*Entries*.
^^^^^^^^^^^^^^^^

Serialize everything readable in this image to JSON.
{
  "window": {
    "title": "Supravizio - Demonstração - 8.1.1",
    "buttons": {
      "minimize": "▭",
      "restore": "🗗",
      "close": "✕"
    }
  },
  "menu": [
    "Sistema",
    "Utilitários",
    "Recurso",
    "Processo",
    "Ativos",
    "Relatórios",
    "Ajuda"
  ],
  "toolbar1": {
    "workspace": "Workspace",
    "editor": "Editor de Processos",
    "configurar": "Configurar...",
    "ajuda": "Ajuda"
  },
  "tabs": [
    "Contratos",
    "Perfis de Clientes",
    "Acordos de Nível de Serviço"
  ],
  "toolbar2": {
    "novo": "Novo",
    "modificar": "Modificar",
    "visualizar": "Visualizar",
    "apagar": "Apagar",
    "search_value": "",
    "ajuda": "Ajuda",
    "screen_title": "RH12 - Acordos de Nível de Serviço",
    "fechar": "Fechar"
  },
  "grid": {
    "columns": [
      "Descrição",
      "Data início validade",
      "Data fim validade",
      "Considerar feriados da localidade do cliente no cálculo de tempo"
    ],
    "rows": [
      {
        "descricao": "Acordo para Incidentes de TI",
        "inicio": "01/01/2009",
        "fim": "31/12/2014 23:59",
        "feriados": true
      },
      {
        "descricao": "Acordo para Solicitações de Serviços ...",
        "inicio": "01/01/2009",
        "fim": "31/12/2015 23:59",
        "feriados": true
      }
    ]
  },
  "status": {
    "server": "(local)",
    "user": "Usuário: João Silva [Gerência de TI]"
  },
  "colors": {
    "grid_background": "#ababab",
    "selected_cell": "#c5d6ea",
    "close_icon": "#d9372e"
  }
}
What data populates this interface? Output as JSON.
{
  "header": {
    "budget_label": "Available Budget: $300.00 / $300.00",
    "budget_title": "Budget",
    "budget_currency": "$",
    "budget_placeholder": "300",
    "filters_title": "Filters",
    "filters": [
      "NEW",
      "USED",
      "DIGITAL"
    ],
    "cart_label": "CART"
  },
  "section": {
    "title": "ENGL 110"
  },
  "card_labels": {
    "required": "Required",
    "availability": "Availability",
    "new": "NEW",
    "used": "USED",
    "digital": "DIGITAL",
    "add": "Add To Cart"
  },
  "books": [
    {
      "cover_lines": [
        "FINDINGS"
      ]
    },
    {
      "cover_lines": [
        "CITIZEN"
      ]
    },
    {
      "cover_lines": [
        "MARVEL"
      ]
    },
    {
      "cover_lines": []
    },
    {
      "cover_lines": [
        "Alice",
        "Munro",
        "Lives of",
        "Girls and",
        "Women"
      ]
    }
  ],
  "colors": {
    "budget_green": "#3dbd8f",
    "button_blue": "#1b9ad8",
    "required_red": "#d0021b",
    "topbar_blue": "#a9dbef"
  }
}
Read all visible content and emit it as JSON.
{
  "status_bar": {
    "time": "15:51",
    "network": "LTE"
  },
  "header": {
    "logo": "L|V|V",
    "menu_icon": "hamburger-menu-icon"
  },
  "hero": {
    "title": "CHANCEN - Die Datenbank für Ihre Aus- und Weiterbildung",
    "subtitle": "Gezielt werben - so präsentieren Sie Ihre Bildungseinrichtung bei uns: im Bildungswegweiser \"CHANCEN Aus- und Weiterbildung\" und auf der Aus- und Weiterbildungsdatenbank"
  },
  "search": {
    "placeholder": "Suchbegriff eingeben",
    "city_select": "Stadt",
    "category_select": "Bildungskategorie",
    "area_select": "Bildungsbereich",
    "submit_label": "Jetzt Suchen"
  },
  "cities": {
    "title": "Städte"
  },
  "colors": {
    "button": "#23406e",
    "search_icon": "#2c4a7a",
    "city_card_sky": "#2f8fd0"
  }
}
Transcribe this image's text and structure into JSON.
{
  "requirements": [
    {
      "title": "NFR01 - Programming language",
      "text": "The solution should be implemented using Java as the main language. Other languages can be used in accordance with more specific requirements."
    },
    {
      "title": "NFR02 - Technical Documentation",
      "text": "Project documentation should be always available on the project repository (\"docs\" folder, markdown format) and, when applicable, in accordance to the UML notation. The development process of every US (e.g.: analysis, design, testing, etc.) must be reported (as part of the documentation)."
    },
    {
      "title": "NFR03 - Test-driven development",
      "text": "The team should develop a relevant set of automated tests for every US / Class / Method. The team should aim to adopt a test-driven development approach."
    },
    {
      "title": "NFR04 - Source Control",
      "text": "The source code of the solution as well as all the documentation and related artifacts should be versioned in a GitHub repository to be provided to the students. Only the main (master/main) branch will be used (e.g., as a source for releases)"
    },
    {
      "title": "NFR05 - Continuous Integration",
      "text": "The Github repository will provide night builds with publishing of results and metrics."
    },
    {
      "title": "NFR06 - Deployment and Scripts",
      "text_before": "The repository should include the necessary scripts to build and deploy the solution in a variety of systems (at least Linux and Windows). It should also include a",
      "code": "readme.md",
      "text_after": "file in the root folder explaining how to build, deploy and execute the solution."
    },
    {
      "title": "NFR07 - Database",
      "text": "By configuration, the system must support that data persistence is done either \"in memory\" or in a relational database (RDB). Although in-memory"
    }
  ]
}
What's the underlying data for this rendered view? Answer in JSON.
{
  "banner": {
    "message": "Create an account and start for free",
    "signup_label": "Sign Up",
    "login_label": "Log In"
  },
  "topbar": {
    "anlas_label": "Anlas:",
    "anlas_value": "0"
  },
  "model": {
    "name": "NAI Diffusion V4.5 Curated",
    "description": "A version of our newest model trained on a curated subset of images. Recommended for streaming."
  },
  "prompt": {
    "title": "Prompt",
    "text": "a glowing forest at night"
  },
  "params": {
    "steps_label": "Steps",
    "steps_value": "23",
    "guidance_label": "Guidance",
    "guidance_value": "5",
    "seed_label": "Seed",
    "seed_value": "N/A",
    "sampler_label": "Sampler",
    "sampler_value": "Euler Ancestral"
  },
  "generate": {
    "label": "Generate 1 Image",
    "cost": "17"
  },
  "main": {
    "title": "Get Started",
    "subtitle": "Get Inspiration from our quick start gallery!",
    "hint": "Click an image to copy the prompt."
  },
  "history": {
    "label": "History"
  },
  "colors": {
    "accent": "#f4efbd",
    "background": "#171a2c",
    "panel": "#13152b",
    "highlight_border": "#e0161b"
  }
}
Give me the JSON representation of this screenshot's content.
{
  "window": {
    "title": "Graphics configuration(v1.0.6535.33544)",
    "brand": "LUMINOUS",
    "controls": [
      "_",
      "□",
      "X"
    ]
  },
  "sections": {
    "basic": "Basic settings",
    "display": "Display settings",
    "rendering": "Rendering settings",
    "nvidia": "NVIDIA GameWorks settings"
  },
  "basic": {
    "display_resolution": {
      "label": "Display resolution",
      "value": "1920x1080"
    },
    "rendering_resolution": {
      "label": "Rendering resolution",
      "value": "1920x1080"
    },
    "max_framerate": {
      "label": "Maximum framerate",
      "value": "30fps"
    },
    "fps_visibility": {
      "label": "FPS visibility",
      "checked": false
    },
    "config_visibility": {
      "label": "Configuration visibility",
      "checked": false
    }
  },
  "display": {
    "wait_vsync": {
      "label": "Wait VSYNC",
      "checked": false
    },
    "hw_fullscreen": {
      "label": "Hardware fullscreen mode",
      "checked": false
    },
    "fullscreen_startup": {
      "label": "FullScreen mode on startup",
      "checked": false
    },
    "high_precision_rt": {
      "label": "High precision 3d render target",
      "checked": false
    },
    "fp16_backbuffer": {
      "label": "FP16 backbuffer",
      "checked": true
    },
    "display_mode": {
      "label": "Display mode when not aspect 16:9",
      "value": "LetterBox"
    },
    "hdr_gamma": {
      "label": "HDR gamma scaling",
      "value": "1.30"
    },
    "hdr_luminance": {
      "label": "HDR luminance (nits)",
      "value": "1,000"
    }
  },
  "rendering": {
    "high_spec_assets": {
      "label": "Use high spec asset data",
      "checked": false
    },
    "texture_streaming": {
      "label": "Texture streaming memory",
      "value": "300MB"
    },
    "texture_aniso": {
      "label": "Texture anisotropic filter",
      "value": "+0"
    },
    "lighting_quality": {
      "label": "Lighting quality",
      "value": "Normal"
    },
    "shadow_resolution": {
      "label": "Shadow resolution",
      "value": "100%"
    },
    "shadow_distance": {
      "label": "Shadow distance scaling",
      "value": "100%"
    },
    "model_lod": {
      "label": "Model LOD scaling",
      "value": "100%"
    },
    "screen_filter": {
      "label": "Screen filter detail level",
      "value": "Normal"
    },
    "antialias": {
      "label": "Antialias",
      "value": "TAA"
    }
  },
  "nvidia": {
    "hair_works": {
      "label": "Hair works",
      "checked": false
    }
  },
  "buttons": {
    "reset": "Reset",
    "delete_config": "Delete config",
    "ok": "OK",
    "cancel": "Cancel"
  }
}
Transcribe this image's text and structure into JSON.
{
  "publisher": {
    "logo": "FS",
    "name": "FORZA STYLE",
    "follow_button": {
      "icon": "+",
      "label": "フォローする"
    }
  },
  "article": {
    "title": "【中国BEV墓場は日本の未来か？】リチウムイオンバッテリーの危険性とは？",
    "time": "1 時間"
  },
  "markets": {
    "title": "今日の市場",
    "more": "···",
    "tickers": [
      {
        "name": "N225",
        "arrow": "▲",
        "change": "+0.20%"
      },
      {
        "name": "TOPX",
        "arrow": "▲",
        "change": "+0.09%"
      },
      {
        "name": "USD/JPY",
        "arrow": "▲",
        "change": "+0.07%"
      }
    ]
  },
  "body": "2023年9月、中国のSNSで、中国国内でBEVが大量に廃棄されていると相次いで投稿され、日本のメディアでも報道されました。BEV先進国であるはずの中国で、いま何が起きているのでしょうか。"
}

^^^^^^^^^^^^^^^^

*What to work on*. Find how many lines of the entries contain "driven". Respond with the number only.

*Task result*. 2